Gather each line of the entries below that includes "Raphaels".

⁂

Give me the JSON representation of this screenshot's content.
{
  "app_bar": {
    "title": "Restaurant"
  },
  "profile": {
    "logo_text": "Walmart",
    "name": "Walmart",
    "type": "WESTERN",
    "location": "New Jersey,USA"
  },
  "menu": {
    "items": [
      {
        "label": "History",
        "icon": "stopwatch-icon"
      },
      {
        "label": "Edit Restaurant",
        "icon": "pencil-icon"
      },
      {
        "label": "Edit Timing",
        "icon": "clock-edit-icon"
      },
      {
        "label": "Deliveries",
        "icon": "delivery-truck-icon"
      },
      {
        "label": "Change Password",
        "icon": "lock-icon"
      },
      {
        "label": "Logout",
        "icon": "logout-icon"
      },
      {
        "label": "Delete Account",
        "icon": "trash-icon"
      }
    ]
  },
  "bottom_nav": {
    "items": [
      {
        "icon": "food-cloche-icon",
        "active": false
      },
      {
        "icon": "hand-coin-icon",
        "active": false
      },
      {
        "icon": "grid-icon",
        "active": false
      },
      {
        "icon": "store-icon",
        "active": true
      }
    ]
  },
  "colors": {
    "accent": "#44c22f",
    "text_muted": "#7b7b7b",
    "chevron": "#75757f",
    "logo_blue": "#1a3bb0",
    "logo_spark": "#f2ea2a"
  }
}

⁂

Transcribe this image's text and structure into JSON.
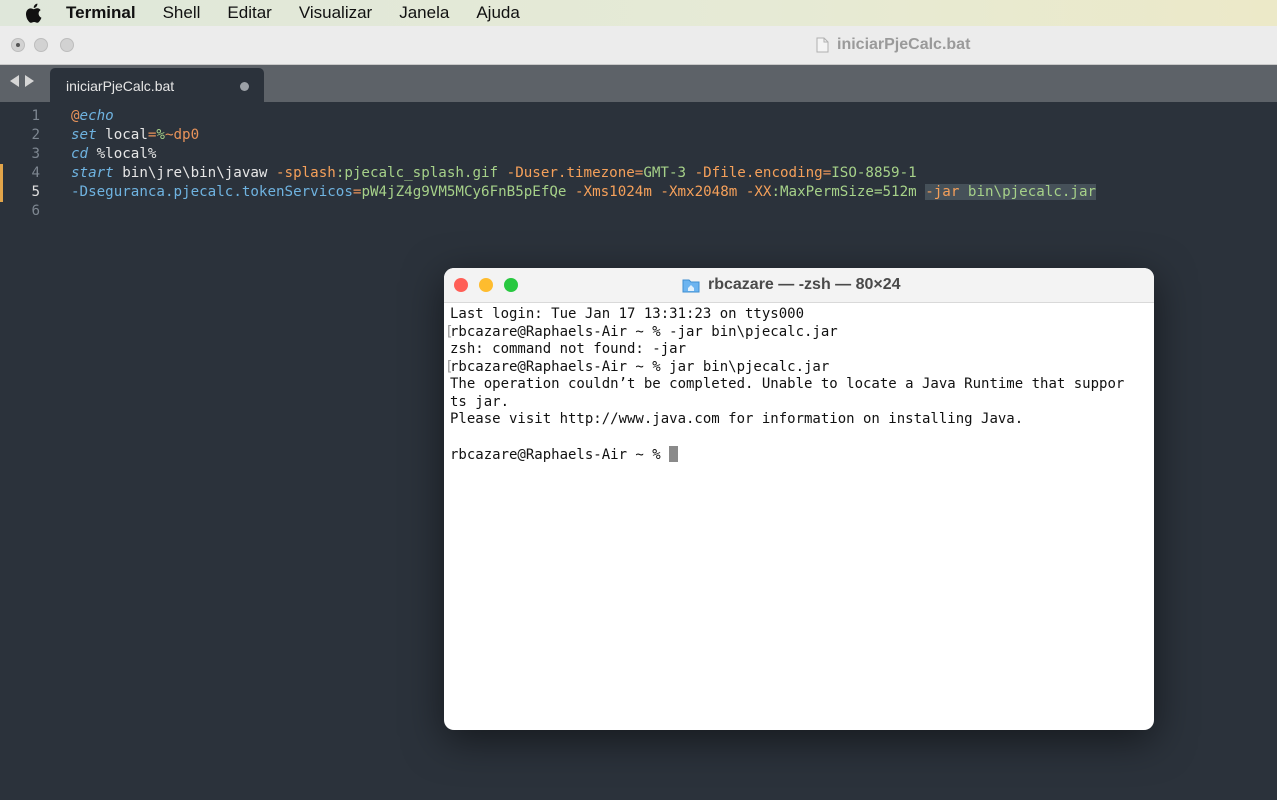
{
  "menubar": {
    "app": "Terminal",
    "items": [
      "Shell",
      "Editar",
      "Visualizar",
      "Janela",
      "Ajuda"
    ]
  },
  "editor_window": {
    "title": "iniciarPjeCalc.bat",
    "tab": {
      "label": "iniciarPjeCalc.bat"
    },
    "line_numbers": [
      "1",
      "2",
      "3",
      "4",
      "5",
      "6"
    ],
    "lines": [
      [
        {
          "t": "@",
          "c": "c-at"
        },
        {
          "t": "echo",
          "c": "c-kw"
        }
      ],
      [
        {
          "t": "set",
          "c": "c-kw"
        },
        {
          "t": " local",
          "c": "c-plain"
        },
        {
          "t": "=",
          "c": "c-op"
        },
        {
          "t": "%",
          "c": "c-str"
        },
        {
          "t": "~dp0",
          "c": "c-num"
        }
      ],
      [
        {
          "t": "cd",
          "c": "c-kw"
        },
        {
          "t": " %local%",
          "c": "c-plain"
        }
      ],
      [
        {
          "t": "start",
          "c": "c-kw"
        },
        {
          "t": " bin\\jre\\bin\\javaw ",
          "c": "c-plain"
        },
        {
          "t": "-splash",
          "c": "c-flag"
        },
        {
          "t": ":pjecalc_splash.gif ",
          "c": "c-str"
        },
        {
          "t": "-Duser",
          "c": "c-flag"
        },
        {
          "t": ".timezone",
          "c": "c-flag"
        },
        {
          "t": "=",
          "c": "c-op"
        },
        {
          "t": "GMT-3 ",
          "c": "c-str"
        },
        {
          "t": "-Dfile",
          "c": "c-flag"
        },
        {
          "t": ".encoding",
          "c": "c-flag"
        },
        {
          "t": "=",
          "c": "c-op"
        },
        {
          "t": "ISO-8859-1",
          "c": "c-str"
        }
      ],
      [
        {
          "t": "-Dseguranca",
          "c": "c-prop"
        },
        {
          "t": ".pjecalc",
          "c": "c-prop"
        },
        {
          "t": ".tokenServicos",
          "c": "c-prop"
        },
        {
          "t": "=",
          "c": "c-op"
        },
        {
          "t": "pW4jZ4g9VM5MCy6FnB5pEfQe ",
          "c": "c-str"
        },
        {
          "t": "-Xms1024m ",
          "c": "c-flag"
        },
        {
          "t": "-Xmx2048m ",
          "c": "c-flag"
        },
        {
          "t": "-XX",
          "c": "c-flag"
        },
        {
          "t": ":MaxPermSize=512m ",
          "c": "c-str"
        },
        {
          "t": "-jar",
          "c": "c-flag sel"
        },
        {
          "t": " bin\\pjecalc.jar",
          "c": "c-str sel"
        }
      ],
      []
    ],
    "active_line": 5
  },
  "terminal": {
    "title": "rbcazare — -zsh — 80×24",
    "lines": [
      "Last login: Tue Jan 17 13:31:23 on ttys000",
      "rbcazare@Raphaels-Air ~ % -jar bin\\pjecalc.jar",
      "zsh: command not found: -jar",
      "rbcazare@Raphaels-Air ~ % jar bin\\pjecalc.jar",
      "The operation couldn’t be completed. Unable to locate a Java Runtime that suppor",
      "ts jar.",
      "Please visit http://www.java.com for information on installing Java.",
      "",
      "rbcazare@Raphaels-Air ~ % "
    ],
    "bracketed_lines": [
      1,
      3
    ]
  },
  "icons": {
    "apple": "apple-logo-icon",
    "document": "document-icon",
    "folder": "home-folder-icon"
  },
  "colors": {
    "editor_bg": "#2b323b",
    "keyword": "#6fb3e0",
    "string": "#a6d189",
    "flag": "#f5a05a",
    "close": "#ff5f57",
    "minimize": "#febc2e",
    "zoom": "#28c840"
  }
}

⁂

Answer to the exercise ->
      "rbcazare@Raphaels-Air ~ % -jar bin\\pjecalc.jar",
      "rbcazare@Raphaels-Air ~ % jar bin\\pjecalc.jar",
      "rbcazare@Raphaels-Air ~ % "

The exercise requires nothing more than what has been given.